(Collected data entries)

++++++++

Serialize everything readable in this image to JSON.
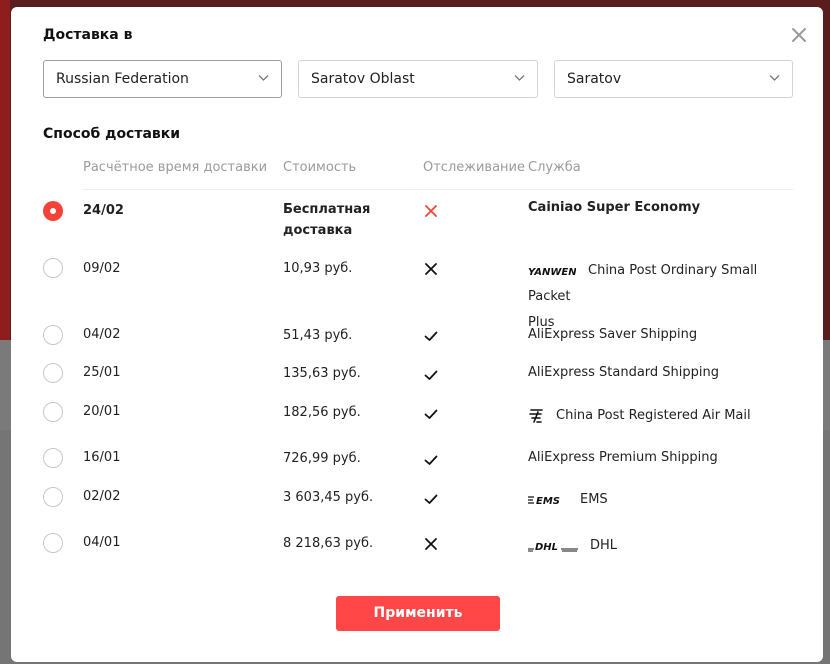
{
  "modal": {
    "delivery_to_title": "Доставка в",
    "country": "Russian Federation",
    "region": "Saratov Oblast",
    "city": "Saratov",
    "method_title": "Способ доставки"
  },
  "table": {
    "headers": {
      "time": "Расчётное время доставки",
      "cost": "Стоимость",
      "tracking": "Отслеживание",
      "service": "Служба"
    },
    "rows": [
      {
        "date": "24/02",
        "cost_line1": "Бесплатная",
        "cost_line2": "доставка",
        "tracking": "none-red",
        "service_logo": "",
        "service": "Cainiao Super Economy",
        "selected": true
      },
      {
        "date": "09/02",
        "cost": "10,93 руб.",
        "tracking": "none",
        "service_logo": "yanwen-logo",
        "service_line1": "China Post Ordinary Small Packet",
        "service_line2": "Plus",
        "selected": false
      },
      {
        "date": "04/02",
        "cost": "51,43 руб.",
        "tracking": "yes",
        "service_logo": "",
        "service": "AliExpress Saver Shipping",
        "selected": false
      },
      {
        "date": "25/01",
        "cost": "135,63 руб.",
        "tracking": "yes",
        "service_logo": "",
        "service": "AliExpress Standard Shipping",
        "selected": false
      },
      {
        "date": "20/01",
        "cost": "182,56 руб.",
        "tracking": "yes",
        "service_logo": "china-post-logo",
        "service": "China Post Registered Air Mail",
        "selected": false
      },
      {
        "date": "16/01",
        "cost": "726,99 руб.",
        "tracking": "yes",
        "service_logo": "",
        "service": "AliExpress Premium Shipping",
        "selected": false
      },
      {
        "date": "02/02",
        "cost": "3 603,45 руб.",
        "tracking": "yes",
        "service_logo": "ems-logo",
        "service": "EMS",
        "selected": false
      },
      {
        "date": "04/01",
        "cost": "8 218,63 руб.",
        "tracking": "none",
        "service_logo": "dhl-logo",
        "service": "DHL",
        "selected": false
      }
    ]
  },
  "apply_button": "Применить",
  "colors": {
    "accent": "#ff4747",
    "radio_checked": "#f44336",
    "muted_text": "#9b9b9b"
  }
}
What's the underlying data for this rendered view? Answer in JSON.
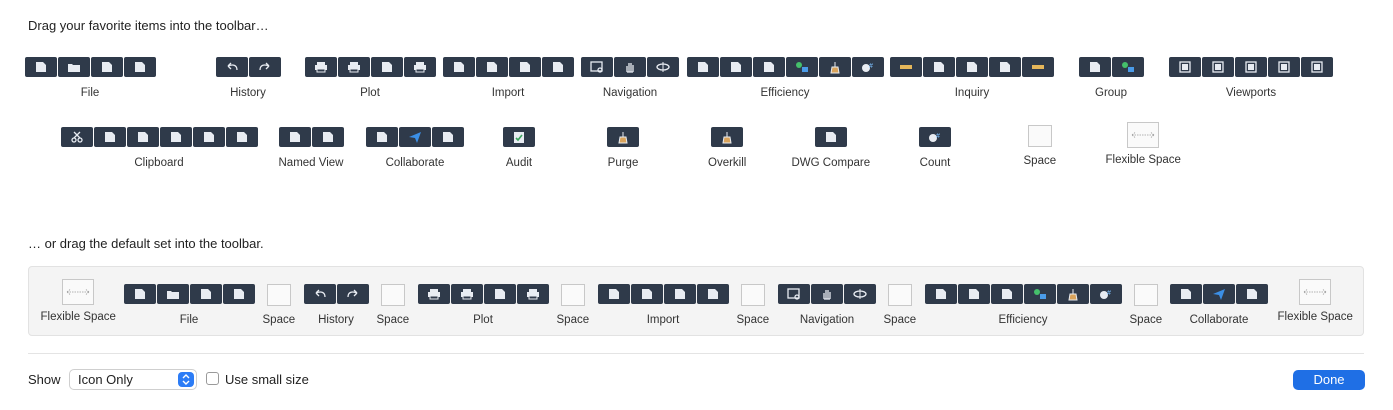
{
  "headings": {
    "favorites": "Drag your favorite items into the toolbar…",
    "default_set": "… or drag the default set into the toolbar."
  },
  "favorites": [
    {
      "label": "File",
      "kind": "group",
      "icons": [
        "new-file-icon",
        "open-folder-icon",
        "save-icon",
        "save-as-icon"
      ]
    },
    {
      "label": "History",
      "kind": "group",
      "icons": [
        "undo-icon",
        "redo-icon"
      ]
    },
    {
      "label": "Plot",
      "kind": "group",
      "icons": [
        "print-icon",
        "batch-plot-icon",
        "page-setup-icon",
        "plot-preview-icon"
      ]
    },
    {
      "label": "Import",
      "kind": "group",
      "icons": [
        "import-icon",
        "attach-icon",
        "pdf-import-icon",
        "image-import-icon"
      ]
    },
    {
      "label": "Navigation",
      "kind": "group",
      "icons": [
        "zoom-window-icon",
        "pan-hand-icon",
        "orbit-icon"
      ]
    },
    {
      "label": "Efficiency",
      "kind": "group",
      "icons": [
        "match-properties-icon",
        "quick-select-icon",
        "recover-icon",
        "group-objects-icon",
        "purge-icon",
        "count-icon"
      ]
    },
    {
      "label": "Inquiry",
      "kind": "group",
      "icons": [
        "distance-icon",
        "area-icon",
        "radius-icon",
        "angle-icon",
        "ruler-icon"
      ]
    },
    {
      "label": "Group",
      "kind": "group",
      "icons": [
        "group-bracket-icon",
        "ungroup-icon"
      ]
    },
    {
      "label": "Viewports",
      "kind": "group",
      "icons": [
        "viewport-rect-icon",
        "viewport-poly-icon",
        "viewport-object-icon",
        "viewport-new-icon",
        "viewport-clip-icon"
      ]
    },
    {
      "label": "Clipboard",
      "kind": "group",
      "icons": [
        "cut-icon",
        "copy-base-icon",
        "copy-link-icon",
        "paste-icon",
        "paste-block-icon",
        "paste-special-icon"
      ]
    },
    {
      "label": "Named View",
      "kind": "group",
      "icons": [
        "named-view-icon",
        "view-manager-icon"
      ]
    },
    {
      "label": "Collaborate",
      "kind": "group",
      "icons": [
        "dwg-compare-icon",
        "share-send-icon",
        "markup-icon"
      ]
    },
    {
      "label": "Audit",
      "kind": "group",
      "icons": [
        "audit-check-icon"
      ]
    },
    {
      "label": "Purge",
      "kind": "group",
      "icons": [
        "purge-broom-icon"
      ]
    },
    {
      "label": "Overkill",
      "kind": "group",
      "icons": [
        "overkill-broom-icon"
      ]
    },
    {
      "label": "DWG Compare",
      "kind": "group",
      "icons": [
        "dwg-compare-icon"
      ]
    },
    {
      "label": "Count",
      "kind": "group",
      "icons": [
        "count-icon"
      ]
    },
    {
      "label": "Space",
      "kind": "space",
      "icons": []
    },
    {
      "label": "Flexible Space",
      "kind": "flex",
      "icons": []
    }
  ],
  "default_set": [
    {
      "label": "Flexible Space",
      "kind": "flex",
      "icons": []
    },
    {
      "label": "File",
      "kind": "group",
      "icons": [
        "new-file-icon",
        "open-folder-icon",
        "save-icon",
        "save-as-icon"
      ]
    },
    {
      "label": "Space",
      "kind": "space",
      "icons": []
    },
    {
      "label": "History",
      "kind": "group",
      "icons": [
        "undo-icon",
        "redo-icon"
      ]
    },
    {
      "label": "Space",
      "kind": "space",
      "icons": []
    },
    {
      "label": "Plot",
      "kind": "group",
      "icons": [
        "print-icon",
        "batch-plot-icon",
        "page-setup-icon",
        "plot-preview-icon"
      ]
    },
    {
      "label": "Space",
      "kind": "space",
      "icons": []
    },
    {
      "label": "Import",
      "kind": "group",
      "icons": [
        "import-icon",
        "attach-icon",
        "pdf-import-icon",
        "image-import-icon"
      ]
    },
    {
      "label": "Space",
      "kind": "space",
      "icons": []
    },
    {
      "label": "Navigation",
      "kind": "group",
      "icons": [
        "zoom-window-icon",
        "pan-hand-icon",
        "orbit-icon"
      ]
    },
    {
      "label": "Space",
      "kind": "space",
      "icons": []
    },
    {
      "label": "Efficiency",
      "kind": "group",
      "icons": [
        "match-properties-icon",
        "quick-select-icon",
        "recover-icon",
        "group-objects-icon",
        "purge-icon",
        "count-icon"
      ]
    },
    {
      "label": "Space",
      "kind": "space",
      "icons": []
    },
    {
      "label": "Collaborate",
      "kind": "group",
      "icons": [
        "dwg-compare-icon",
        "share-send-icon",
        "markup-icon"
      ]
    },
    {
      "label": "Flexible Space",
      "kind": "flex",
      "icons": []
    }
  ],
  "footer": {
    "show_label": "Show",
    "show_value": "Icon Only",
    "small_size_label": "Use small size",
    "small_size_checked": false,
    "done_label": "Done"
  },
  "colors": {
    "icon_bg": "#2f3a4a",
    "accent": "#1f6fe5"
  }
}
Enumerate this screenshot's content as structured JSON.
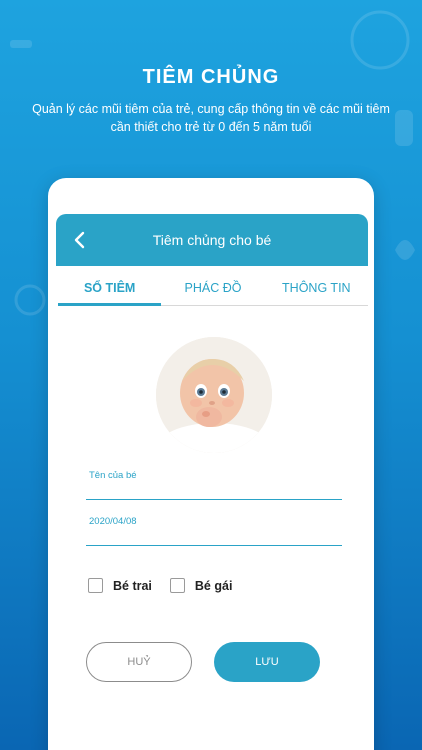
{
  "promo": {
    "title": "TIÊM CHỦNG",
    "subtitle": "Quản lý các mũi tiêm của trẻ, cung cấp thông tin về các mũi tiêm cần thiết cho trẻ từ 0 đến 5 năm tuổi"
  },
  "header": {
    "back_icon": "chevron-left-icon",
    "title": "Tiêm chủng cho bé"
  },
  "tabs": [
    {
      "label": "SỔ TIÊM",
      "active": true
    },
    {
      "label": "PHÁC ĐỒ",
      "active": false
    },
    {
      "label": "THÔNG TIN",
      "active": false
    }
  ],
  "form": {
    "name_placeholder": "Tên của bé",
    "name_value": "",
    "birthdate_value": "2020/04/08",
    "gender_options": [
      {
        "label": "Bé trai",
        "checked": false
      },
      {
        "label": "Bé gái",
        "checked": false
      }
    ]
  },
  "buttons": {
    "cancel_label": "HUỶ",
    "save_label": "LƯU"
  },
  "colors": {
    "accent": "#2aa3c7",
    "background_top": "#1ea3df",
    "background_bottom": "#0a66b3"
  }
}
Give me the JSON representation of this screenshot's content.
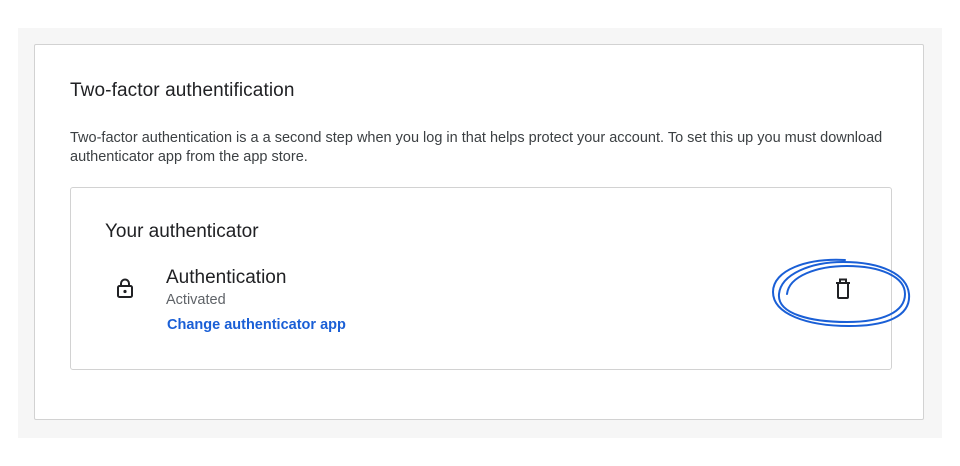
{
  "section": {
    "title": "Two-factor authentification",
    "description": "Two-factor authentication is a a second step when you log in that helps protect your account. To set this up you must download authenticator app from the app store."
  },
  "authenticator": {
    "heading": "Your authenticator",
    "name": "Authentication",
    "status": "Activated",
    "change_link": "Change authenticator app",
    "lock_icon": "lock-icon",
    "delete_icon": "trash-icon"
  },
  "colors": {
    "link": "#1a5fd6",
    "annotation": "#1a5fd6",
    "border": "#d2d2d2"
  }
}
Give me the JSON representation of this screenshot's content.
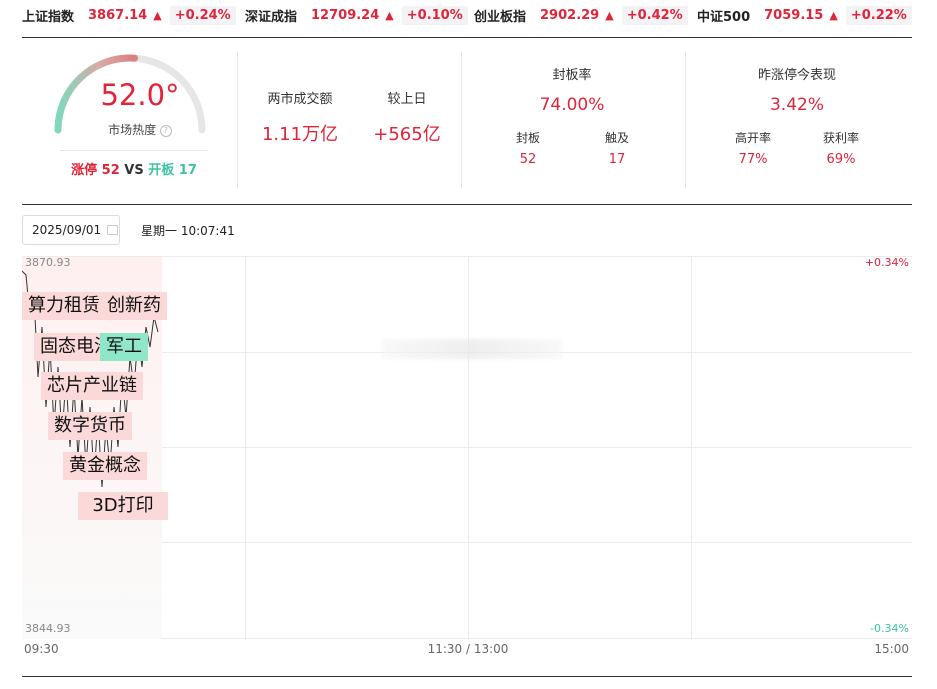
{
  "indices": [
    {
      "name": "上证指数",
      "price": "3867.14",
      "arrow": "▲",
      "pct": "+0.24%"
    },
    {
      "name": "深证成指",
      "price": "12709.24",
      "arrow": "▲",
      "pct": "+0.10%"
    },
    {
      "name": "创业板指",
      "price": "2902.29",
      "arrow": "▲",
      "pct": "+0.42%"
    },
    {
      "name": "中证500",
      "price": "7059.15",
      "arrow": "▲",
      "pct": "+0.22%"
    }
  ],
  "heat": {
    "value": "52.0°",
    "value_fraction": 0.52,
    "label": "市场热度",
    "help_icon": "question-circle-icon",
    "limit_up_label": "涨停",
    "limit_up_count": "52",
    "vs": "VS",
    "open_label": "开板",
    "open_count": "17"
  },
  "turnover": {
    "label": "两市成交额",
    "value": "1.11万亿",
    "cmp_label": "较上日",
    "cmp_value": "+565亿"
  },
  "seal": {
    "title": "封板率",
    "value": "74.00%",
    "sub": [
      {
        "label": "封板",
        "value": "52"
      },
      {
        "label": "触及",
        "value": "17"
      }
    ]
  },
  "yesterday": {
    "title": "昨涨停今表现",
    "value": "3.42%",
    "sub": [
      {
        "label": "高开率",
        "value": "77%"
      },
      {
        "label": "获利率",
        "value": "69%"
      }
    ]
  },
  "toolbar": {
    "date": "2025/09/01",
    "calendar_icon": "calendar-icon",
    "weekday_time": "星期一 10:07:41"
  },
  "chart": {
    "y_top": "3870.93",
    "y_bottom": "3844.93",
    "pct_top": "+0.34%",
    "pct_bottom": "-0.34%",
    "x_start": "09:30",
    "x_mid": "11:30 / 13:00",
    "x_end": "15:00"
  },
  "tags": [
    "算力租赁",
    "创新药",
    "固态电池",
    "军工",
    "芯片产业链",
    "数字货币",
    "黄金概念",
    "3D打印"
  ],
  "colors": {
    "up": "#e0243a",
    "down": "#3ec3a1",
    "tag_bg": "#fbd9d9",
    "tag_green_bg": "#8fe6c8"
  }
}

++++++++

> [Stated problem]
Make a copy of each line that contains the string "factor".

> [Task output]
    "title": "Two-factor authentification",
    "description": "Two-factor authentication is a a second step when you log in that helps protect your account. To set this up you must download authenticator app from the app store."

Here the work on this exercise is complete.